● GIVEN TASK:
Where a line contains the word "label", copy that line.

● Records from a data collection:
⁂

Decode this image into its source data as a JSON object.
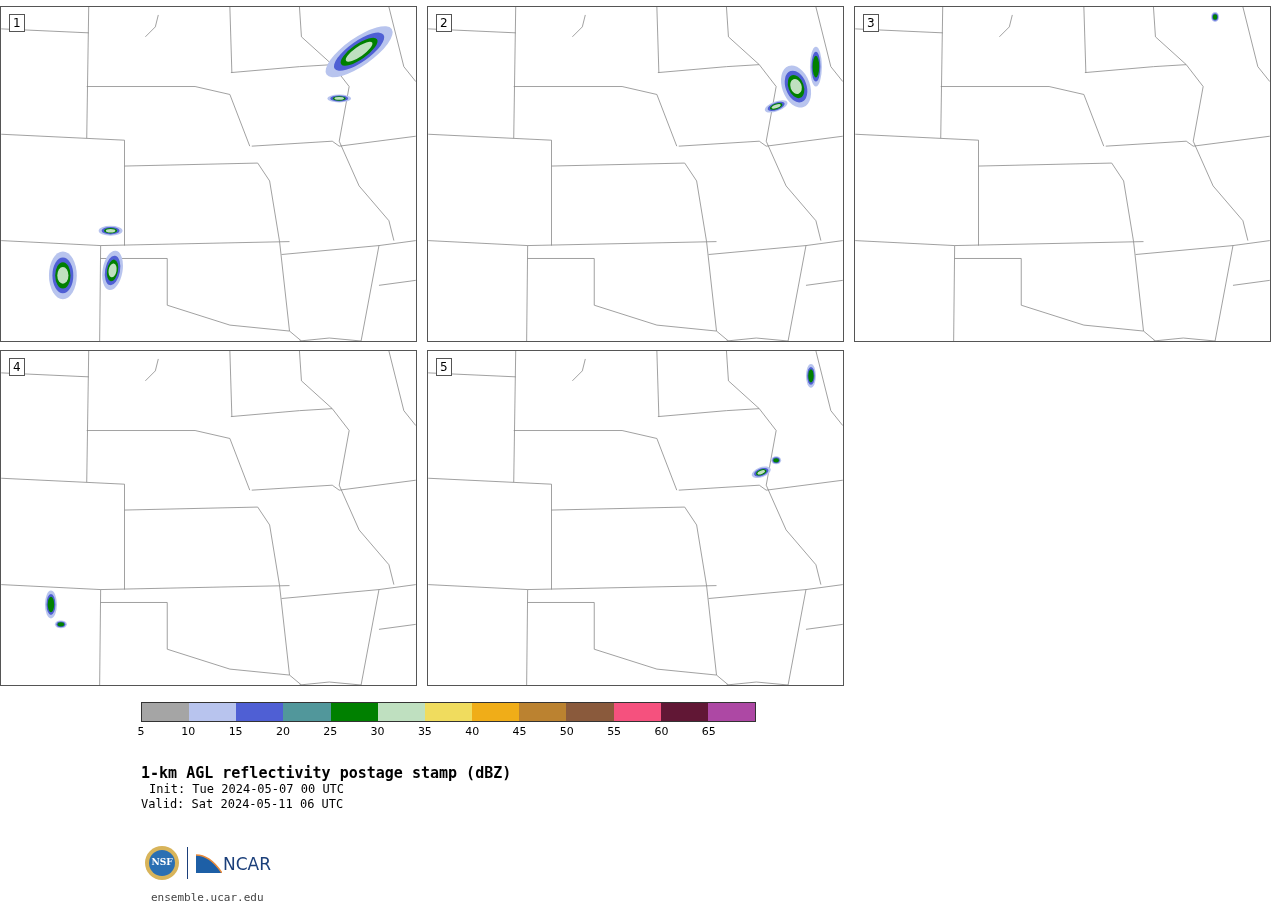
{
  "panels": [
    {
      "label": "1"
    },
    {
      "label": "2"
    },
    {
      "label": "3"
    },
    {
      "label": "4"
    },
    {
      "label": "5"
    }
  ],
  "colorbar": {
    "bins": [
      {
        "color": "#a5a5a5"
      },
      {
        "color": "#b8c4ee"
      },
      {
        "color": "#4f5fd4"
      },
      {
        "color": "#51979b"
      },
      {
        "color": "#008000"
      },
      {
        "color": "#bfe0c0"
      },
      {
        "color": "#f0dc5e"
      },
      {
        "color": "#f0ad18"
      },
      {
        "color": "#bb8230"
      },
      {
        "color": "#8a5a3c"
      },
      {
        "color": "#f5517e"
      },
      {
        "color": "#611735"
      },
      {
        "color": "#ad48a4"
      }
    ],
    "ticks": [
      "5",
      "10",
      "15",
      "20",
      "25",
      "30",
      "35",
      "40",
      "45",
      "50",
      "55",
      "60",
      "65"
    ]
  },
  "title": "1-km AGL reflectivity postage stamp (dBZ)",
  "init": "Init: Tue 2024-05-07 00 UTC",
  "valid": "Valid: Sat 2024-05-11 06 UTC",
  "logo": {
    "seal": "NSF",
    "wordmark": "NCAR"
  },
  "url": "ensemble.ucar.edu"
}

⁂

● EXERCISE OUTPUT:
      "label": "1"
      "label": "2"
      "label": "3"
      "label": "4"
      "label": "5"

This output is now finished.